Each entry that follows should be retyped in full and exactly.

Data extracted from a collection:
##########

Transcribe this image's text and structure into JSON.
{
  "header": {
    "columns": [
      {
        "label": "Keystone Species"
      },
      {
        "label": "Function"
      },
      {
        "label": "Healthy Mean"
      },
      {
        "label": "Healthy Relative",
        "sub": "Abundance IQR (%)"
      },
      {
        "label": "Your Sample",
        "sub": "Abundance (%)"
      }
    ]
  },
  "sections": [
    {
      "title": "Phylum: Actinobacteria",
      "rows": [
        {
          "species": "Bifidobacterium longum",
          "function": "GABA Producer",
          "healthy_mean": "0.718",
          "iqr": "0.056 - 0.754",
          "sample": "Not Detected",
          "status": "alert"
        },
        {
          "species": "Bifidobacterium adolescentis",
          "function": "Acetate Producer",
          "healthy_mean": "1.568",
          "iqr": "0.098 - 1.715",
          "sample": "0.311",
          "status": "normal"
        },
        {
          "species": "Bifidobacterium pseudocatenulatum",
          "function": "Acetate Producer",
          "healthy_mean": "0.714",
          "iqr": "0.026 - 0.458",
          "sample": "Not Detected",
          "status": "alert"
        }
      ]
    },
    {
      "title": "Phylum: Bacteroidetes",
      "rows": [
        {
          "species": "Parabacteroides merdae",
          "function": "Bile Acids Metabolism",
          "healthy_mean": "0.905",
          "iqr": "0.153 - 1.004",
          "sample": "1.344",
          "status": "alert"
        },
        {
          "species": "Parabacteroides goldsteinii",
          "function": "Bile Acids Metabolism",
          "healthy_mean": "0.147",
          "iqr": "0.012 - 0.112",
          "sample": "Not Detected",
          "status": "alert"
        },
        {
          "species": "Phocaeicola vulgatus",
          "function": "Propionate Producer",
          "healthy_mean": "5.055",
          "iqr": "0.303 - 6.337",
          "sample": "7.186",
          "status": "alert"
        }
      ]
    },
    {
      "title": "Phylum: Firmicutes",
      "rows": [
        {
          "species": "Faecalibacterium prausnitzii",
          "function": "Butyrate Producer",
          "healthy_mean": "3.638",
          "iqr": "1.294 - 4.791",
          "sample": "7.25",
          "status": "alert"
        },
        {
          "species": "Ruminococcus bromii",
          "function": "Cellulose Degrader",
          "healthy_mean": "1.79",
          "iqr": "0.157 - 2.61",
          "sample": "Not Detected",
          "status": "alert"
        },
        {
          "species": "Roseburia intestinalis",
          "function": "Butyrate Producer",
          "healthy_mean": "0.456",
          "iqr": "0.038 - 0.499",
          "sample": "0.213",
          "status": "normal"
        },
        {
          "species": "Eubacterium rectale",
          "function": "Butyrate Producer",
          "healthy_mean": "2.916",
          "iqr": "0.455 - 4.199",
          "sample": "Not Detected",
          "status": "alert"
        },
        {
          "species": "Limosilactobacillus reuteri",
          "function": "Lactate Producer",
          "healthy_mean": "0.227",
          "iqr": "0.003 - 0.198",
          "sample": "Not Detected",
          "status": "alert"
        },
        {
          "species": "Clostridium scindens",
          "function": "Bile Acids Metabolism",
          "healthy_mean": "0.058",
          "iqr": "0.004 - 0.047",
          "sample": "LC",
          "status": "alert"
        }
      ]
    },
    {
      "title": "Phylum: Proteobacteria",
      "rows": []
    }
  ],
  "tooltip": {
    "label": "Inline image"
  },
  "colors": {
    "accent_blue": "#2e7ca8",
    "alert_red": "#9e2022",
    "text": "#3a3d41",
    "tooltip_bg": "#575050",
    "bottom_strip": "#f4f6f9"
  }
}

##########

* _Worked solution_
Transcribe this image's text and structure into JSON.
{
  "header": {
    "columns": [
      {
        "label": "Keystone Species"
      },
      {
        "label": "Function"
      },
      {
        "label": "Healthy Mean"
      },
      {
        "label": "Healthy Relative",
        "sub": "Abundance IQR (%)"
      },
      {
        "label": "Your Sample",
        "sub": "Abundance (%)"
      }
    ]
  },
  "sections": [
    {
      "title": "Phylum: Actinobacteria",
      "rows": [
        {
          "species": "Bifidobacterium longum",
          "function": "GABA Producer",
          "healthy_mean": "0.718",
          "iqr": "0.056 - 0.754",
          "sample": "Not Detected",
          "status": "alert"
        },
        {
          "species": "Bifidobacterium adolescentis",
          "function": "Acetate Producer",
          "healthy_mean": "1.568",
          "iqr": "0.098 - 1.715",
          "sample": "0.311",
          "status": "normal"
        },
        {
          "species": "Bifidobacterium pseudocatenulatum",
          "function": "Acetate Producer",
          "healthy_mean": "0.714",
          "iqr": "0.026 - 0.458",
          "sample": "Not Detected",
          "status": "alert"
        }
      ]
    },
    {
      "title": "Phylum: Bacteroidetes",
      "rows": [
        {
          "species": "Parabacteroides merdae",
          "function": "Bile Acids Metabolism",
          "healthy_mean": "0.905",
          "iqr": "0.153 - 1.004",
          "sample": "1.344",
          "status": "alert"
        },
        {
          "species": "Parabacteroides goldsteinii",
          "function": "Bile Acids Metabolism",
          "healthy_mean": "0.147",
          "iqr": "0.012 - 0.112",
          "sample": "Not Detected",
          "status": "alert"
        },
        {
          "species": "Phocaeicola vulgatus",
          "function": "Propionate Producer",
          "healthy_mean": "5.055",
          "iqr": "0.303 - 6.337",
          "sample": "7.186",
          "status": "alert"
        }
      ]
    },
    {
      "title": "Phylum: Firmicutes",
      "rows": [
        {
          "species": "Faecalibacterium prausnitzii",
          "function": "Butyrate Producer",
          "healthy_mean": "3.638",
          "iqr": "1.294 - 4.791",
          "sample": "7.25",
          "status": "alert"
        },
        {
          "species": "Ruminococcus bromii",
          "function": "Cellulose Degrader",
          "healthy_mean": "1.79",
          "iqr": "0.157 - 2.61",
          "sample": "Not Detected",
          "status": "alert"
        },
        {
          "species": "Roseburia intestinalis",
          "function": "Butyrate Producer",
          "healthy_mean": "0.456",
          "iqr": "0.038 - 0.499",
          "sample": "0.213",
          "status": "normal"
        },
        {
          "species": "Eubacterium rectale",
          "function": "Butyrate Producer",
          "healthy_mean": "2.916",
          "iqr": "0.455 - 4.199",
          "sample": "Not Detected",
          "status": "alert"
        },
        {
          "species": "Limosilactobacillus reuteri",
          "function": "Lactate Producer",
          "healthy_mean": "0.227",
          "iqr": "0.003 - 0.198",
          "sample": "Not Detected",
          "status": "alert"
        },
        {
          "species": "Clostridium scindens",
          "function": "Bile Acids Metabolism",
          "healthy_mean": "0.058",
          "iqr": "0.004 - 0.047",
          "sample": "LC",
          "status": "alert"
        }
      ]
    },
    {
      "title": "Phylum: Proteobacteria",
      "rows": []
    }
  ],
  "tooltip": {
    "label": "Inline image"
  },
  "colors": {
    "accent_blue": "#2e7ca8",
    "alert_red": "#9e2022",
    "text": "#3a3d41",
    "tooltip_bg": "#575050",
    "bottom_strip": "#f4f6f9"
  }
}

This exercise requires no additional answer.